_YOUR INSTRUCTIONS:_ Provide the records once more, identical to the original.

########

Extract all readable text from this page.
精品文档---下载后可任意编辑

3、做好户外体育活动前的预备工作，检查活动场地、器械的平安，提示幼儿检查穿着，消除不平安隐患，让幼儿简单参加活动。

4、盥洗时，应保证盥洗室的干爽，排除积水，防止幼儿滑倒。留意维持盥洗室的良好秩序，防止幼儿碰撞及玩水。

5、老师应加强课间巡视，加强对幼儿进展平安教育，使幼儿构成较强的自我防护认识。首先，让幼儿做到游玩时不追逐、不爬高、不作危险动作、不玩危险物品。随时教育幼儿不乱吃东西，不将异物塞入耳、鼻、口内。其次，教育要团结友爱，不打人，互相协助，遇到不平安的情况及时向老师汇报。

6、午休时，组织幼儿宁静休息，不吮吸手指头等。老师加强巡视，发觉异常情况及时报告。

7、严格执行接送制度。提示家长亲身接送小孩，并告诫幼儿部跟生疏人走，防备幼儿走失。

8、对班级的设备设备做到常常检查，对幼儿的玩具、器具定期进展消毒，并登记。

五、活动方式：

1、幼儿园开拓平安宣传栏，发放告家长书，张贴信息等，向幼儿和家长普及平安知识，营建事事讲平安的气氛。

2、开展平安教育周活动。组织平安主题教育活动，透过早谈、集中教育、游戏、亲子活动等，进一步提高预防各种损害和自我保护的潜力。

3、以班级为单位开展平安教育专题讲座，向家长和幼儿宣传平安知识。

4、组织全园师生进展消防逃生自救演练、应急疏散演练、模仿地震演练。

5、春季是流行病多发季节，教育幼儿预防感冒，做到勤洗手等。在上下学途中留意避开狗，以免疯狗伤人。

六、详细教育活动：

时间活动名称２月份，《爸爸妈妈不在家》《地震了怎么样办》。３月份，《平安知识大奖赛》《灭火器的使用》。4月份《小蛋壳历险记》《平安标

########

_ANSWER TO THIS PROBLEM:_
Extract all readable text from this page.
精品文档---下载后可任意编辑

3、做好户外体育活动前的预备工作，检查活动场地、器械的平安，提示幼儿检查穿着，消除不平安隐患，让幼儿简单参加活动。

4、盥洗时，应保证盥洗室的干爽，排除积水，防止幼儿滑倒。留意维持盥洗室的良好秩序，防止幼儿碰撞及玩水。

5、老师应加强课间巡视，加强对幼儿进展平安教育，使幼儿构成较强的自我防护认识。首先，让幼儿做到游玩时不追逐、不爬高、不作危险动作、不玩危险物品。随时教育幼儿不乱吃东西，不将异物塞入耳、鼻、口内。其次，教育要团结友爱，不打人，互相协助，遇到不平安的情况及时向老师汇报。

6、午休时，组织幼儿宁静休息，不吮吸手指头等。老师加强巡视，发觉异常情况及时报告。

7、严格执行接送制度。提示家长亲身接送小孩，并告诫幼儿部跟生疏人走，防备幼儿走失。

8、对班级的设备设备做到常常检查，对幼儿的玩具、器具定期进展消毒，并登记。

五、活动方式：

1、幼儿园开拓平安宣传栏，发放告家长书，张贴信息等，向幼儿和家长普及平安知识，营建事事讲平安的气氛。

2、开展平安教育周活动。组织平安主题教育活动，透过早谈、集中教育、游戏、亲子活动等，进一步提高预防各种损害和自我保护的潜力。

3、以班级为单位开展平安教育专题讲座，向家长和幼儿宣传平安知识。

4、组织全园师生进展消防逃生自救演练、应急疏散演练、模仿地震演练。

5、春季是流行病多发季节，教育幼儿预防感冒，做到勤洗手等。在上下学途中留意避开狗，以免疯狗伤人。

六、详细教育活动：

时间活动名称２月份，《爸爸妈妈不在家》《地震了怎么样办》。３月份，《平安知识大奖赛》《灭火器的使用》。4月份《小蛋壳历险记》《平安标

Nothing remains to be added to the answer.